▸ **Work to complete**
Consider the data that follows and state how many lines contain the string "Owner", using the number alone.

▸ **Records provided**
————————

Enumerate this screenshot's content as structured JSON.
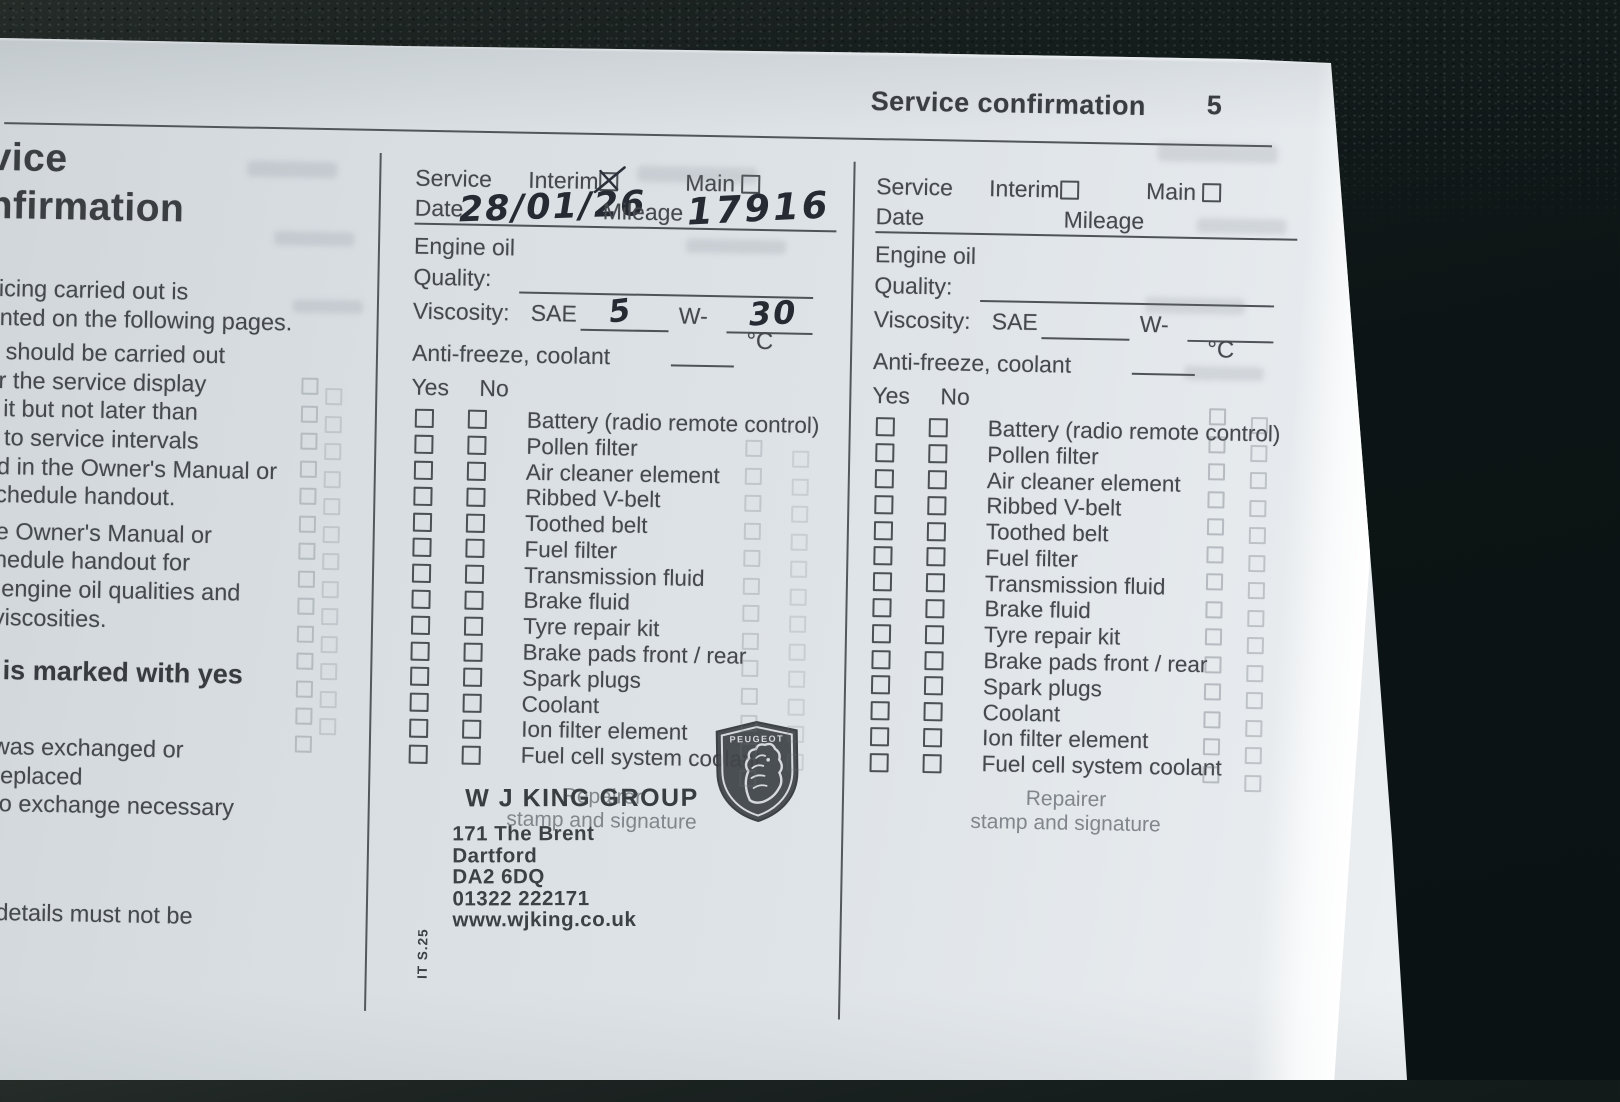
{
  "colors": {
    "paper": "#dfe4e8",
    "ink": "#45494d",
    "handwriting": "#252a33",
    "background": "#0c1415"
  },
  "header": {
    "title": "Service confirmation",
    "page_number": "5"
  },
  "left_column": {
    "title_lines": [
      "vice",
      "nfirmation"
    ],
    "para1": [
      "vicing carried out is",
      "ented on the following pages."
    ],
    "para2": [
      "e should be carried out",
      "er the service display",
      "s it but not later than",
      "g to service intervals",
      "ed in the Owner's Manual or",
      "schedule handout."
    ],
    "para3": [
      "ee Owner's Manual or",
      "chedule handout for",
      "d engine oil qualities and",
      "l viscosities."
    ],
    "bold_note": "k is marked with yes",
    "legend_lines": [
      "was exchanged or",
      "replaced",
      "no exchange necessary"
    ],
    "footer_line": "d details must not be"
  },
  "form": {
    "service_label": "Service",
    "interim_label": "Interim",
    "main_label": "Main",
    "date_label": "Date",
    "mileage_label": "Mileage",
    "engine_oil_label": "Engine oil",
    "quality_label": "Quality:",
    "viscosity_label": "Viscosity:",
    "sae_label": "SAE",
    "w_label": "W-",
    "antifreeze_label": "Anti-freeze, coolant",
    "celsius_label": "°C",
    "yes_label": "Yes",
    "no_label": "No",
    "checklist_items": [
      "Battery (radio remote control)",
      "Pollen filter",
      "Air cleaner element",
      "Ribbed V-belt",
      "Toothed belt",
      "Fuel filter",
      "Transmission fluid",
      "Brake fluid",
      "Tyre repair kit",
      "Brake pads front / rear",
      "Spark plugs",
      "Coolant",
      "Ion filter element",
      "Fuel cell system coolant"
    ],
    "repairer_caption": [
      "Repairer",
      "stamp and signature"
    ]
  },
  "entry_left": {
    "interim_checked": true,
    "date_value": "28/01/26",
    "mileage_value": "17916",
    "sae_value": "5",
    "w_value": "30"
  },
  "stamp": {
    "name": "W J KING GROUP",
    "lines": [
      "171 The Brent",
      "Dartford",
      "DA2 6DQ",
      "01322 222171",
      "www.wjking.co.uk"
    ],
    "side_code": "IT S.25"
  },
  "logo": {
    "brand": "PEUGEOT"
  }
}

————————

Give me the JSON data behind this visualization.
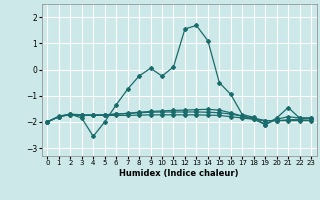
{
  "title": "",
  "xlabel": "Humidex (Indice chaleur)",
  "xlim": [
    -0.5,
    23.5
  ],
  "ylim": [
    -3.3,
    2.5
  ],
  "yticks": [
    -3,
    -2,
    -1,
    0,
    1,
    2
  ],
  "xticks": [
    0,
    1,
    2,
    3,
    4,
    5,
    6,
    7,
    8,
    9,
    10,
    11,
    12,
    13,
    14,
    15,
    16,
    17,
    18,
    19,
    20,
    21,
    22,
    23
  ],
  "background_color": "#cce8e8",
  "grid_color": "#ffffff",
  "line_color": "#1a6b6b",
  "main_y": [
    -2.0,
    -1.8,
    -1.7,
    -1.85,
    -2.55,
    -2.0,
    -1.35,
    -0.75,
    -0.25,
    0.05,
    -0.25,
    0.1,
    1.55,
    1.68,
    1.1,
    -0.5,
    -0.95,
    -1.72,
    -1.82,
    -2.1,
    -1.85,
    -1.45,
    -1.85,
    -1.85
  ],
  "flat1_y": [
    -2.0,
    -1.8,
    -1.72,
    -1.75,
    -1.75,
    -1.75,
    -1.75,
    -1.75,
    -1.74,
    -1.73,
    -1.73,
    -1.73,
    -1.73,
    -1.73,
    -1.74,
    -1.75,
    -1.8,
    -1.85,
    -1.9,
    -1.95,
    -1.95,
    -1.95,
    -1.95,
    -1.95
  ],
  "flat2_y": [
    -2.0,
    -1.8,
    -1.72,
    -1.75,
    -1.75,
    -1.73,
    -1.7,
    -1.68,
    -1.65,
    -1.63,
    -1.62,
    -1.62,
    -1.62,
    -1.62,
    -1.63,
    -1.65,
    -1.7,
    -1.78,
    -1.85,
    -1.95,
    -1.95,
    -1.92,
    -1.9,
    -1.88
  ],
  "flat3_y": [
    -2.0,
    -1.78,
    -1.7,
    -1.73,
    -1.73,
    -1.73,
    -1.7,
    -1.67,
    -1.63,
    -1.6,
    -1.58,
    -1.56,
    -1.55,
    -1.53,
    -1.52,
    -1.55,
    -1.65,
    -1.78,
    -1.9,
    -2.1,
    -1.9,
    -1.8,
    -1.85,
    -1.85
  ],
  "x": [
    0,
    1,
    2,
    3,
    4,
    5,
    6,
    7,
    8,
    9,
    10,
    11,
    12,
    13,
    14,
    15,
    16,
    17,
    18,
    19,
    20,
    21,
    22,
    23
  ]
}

————————

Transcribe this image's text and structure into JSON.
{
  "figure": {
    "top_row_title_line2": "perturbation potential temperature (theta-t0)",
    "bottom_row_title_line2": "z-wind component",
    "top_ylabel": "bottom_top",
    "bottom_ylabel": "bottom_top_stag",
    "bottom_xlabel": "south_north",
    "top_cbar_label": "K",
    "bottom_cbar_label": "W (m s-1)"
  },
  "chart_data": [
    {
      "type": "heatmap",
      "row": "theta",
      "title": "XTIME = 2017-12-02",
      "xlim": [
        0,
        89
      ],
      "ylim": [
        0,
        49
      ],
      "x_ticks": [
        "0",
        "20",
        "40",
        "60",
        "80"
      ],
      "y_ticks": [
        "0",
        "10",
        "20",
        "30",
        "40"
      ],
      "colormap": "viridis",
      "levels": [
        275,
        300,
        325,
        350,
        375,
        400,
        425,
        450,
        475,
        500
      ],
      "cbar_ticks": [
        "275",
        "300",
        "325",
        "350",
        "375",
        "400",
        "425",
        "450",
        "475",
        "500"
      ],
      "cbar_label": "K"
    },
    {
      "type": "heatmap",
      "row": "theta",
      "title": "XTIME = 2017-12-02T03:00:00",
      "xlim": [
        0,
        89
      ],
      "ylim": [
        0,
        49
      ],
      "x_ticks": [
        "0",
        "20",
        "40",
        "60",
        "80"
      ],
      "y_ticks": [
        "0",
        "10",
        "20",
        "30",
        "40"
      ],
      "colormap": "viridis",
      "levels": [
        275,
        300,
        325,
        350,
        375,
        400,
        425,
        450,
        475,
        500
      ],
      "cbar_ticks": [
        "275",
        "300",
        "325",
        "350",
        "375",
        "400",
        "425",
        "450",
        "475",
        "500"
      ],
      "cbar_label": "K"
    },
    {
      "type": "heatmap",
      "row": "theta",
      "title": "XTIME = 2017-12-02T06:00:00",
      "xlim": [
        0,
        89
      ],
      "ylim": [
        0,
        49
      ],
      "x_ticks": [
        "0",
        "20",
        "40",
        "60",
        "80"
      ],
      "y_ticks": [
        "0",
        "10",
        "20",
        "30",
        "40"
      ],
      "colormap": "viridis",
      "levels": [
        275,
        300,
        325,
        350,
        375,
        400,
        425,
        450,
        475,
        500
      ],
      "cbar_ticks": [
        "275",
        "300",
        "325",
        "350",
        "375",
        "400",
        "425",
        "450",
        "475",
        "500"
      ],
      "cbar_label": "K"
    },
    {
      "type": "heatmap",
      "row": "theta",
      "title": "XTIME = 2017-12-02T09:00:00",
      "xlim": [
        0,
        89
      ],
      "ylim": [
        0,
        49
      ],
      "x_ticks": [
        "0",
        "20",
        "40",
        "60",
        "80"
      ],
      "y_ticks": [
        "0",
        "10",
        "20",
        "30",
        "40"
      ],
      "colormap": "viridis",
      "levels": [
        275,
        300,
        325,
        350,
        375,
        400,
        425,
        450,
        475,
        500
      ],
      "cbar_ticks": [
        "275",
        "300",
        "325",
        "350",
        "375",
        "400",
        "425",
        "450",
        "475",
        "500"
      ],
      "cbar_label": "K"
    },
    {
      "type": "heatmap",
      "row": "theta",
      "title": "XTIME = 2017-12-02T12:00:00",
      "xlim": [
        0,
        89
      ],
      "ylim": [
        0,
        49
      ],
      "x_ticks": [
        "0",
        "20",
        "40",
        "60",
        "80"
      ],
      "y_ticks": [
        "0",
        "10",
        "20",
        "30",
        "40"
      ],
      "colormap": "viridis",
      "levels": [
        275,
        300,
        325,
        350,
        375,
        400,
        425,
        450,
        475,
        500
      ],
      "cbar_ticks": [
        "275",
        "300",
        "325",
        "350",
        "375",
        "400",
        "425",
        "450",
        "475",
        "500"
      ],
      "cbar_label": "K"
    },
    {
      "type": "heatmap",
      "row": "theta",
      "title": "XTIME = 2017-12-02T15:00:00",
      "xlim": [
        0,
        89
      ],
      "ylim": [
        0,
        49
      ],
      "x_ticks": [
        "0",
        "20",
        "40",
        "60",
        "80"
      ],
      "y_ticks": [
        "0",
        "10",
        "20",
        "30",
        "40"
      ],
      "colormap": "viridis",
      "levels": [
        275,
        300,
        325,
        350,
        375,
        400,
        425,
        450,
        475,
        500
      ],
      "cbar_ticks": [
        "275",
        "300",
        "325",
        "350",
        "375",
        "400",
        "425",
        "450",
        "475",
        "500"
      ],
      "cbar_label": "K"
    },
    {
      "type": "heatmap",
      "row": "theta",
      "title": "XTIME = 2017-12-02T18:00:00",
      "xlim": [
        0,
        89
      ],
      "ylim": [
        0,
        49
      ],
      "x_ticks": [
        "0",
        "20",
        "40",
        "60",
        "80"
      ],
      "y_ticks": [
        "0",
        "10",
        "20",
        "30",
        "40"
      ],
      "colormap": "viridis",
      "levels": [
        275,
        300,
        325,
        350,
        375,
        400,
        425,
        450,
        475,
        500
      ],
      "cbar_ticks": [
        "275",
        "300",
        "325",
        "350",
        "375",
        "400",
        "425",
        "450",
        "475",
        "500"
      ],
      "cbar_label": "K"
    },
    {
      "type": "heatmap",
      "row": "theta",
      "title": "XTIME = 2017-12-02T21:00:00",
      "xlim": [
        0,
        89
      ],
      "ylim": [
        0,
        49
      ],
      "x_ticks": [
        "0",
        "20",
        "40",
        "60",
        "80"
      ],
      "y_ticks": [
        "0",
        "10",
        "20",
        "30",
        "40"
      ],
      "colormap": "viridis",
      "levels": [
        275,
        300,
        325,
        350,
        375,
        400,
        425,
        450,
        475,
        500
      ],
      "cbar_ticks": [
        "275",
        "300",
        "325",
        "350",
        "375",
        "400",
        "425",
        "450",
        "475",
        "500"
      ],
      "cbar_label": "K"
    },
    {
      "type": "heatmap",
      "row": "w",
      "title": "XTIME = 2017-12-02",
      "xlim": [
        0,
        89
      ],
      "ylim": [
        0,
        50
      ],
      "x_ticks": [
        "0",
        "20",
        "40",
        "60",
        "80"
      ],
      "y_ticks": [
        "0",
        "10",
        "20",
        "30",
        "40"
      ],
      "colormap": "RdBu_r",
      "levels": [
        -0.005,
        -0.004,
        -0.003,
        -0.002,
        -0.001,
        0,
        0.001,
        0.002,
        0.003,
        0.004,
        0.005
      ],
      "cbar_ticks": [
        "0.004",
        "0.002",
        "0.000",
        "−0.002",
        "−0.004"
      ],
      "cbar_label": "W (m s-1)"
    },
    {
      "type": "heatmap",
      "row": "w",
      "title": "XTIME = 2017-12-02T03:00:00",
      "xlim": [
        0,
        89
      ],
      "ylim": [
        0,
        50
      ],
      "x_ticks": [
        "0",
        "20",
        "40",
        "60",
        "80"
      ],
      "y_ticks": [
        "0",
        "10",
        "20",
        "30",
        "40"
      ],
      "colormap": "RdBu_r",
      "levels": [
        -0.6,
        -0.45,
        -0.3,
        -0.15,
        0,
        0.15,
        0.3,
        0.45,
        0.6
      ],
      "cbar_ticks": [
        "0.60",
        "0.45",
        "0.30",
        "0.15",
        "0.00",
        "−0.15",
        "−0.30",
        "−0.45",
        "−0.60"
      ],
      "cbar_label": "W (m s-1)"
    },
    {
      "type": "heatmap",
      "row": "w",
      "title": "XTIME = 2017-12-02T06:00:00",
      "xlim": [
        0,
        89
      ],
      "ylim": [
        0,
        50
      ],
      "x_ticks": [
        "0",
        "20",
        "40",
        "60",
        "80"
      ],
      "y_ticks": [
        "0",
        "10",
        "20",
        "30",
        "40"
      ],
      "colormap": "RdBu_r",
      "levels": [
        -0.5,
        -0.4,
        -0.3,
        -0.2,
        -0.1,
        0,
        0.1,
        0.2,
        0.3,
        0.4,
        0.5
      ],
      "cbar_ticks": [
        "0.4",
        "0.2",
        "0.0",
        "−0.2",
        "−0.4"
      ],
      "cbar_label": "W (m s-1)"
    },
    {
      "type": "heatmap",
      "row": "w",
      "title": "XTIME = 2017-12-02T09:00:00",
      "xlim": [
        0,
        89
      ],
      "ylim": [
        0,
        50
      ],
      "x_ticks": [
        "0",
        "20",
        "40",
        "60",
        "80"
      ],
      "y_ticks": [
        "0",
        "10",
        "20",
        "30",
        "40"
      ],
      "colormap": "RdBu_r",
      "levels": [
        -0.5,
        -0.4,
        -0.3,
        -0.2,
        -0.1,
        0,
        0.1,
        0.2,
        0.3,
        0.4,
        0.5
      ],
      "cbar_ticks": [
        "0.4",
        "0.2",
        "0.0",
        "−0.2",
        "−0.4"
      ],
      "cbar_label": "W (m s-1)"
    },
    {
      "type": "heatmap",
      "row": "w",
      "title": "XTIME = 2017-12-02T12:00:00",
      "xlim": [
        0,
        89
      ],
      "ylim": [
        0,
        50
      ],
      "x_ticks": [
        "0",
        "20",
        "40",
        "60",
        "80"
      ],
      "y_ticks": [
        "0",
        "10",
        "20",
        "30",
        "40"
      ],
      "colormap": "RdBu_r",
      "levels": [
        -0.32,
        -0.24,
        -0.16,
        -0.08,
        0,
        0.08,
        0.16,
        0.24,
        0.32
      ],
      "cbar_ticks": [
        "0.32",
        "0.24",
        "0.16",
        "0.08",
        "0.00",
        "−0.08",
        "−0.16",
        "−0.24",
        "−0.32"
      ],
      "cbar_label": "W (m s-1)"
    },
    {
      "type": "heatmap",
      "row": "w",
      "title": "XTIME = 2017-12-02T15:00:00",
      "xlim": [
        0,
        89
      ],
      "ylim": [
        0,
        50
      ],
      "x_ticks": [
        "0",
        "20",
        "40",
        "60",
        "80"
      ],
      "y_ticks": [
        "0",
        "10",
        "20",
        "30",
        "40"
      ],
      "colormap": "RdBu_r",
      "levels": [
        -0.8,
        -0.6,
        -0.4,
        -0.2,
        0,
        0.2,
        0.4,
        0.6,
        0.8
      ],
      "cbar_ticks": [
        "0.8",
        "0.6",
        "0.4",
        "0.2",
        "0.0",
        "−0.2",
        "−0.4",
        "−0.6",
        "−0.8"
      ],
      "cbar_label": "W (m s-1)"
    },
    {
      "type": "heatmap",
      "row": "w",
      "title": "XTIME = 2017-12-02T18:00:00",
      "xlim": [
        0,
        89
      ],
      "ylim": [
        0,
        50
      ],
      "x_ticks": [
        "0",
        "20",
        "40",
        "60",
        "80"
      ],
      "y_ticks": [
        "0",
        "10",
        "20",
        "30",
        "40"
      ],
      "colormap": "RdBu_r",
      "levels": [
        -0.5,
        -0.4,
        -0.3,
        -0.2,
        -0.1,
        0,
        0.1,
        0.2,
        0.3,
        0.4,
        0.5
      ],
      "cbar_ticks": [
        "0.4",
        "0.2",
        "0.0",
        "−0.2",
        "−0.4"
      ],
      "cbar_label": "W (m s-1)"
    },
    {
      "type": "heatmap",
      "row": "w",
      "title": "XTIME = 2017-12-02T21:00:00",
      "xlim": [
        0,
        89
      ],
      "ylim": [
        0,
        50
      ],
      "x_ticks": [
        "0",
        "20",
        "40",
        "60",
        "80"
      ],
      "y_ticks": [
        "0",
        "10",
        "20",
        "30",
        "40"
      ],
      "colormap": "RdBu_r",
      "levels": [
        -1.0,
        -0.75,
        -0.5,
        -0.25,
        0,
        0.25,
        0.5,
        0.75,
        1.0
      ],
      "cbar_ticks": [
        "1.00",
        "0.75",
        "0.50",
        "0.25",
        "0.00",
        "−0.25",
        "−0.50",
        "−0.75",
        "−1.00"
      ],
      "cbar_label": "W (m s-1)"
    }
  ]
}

————————

▸ **Written answer**
2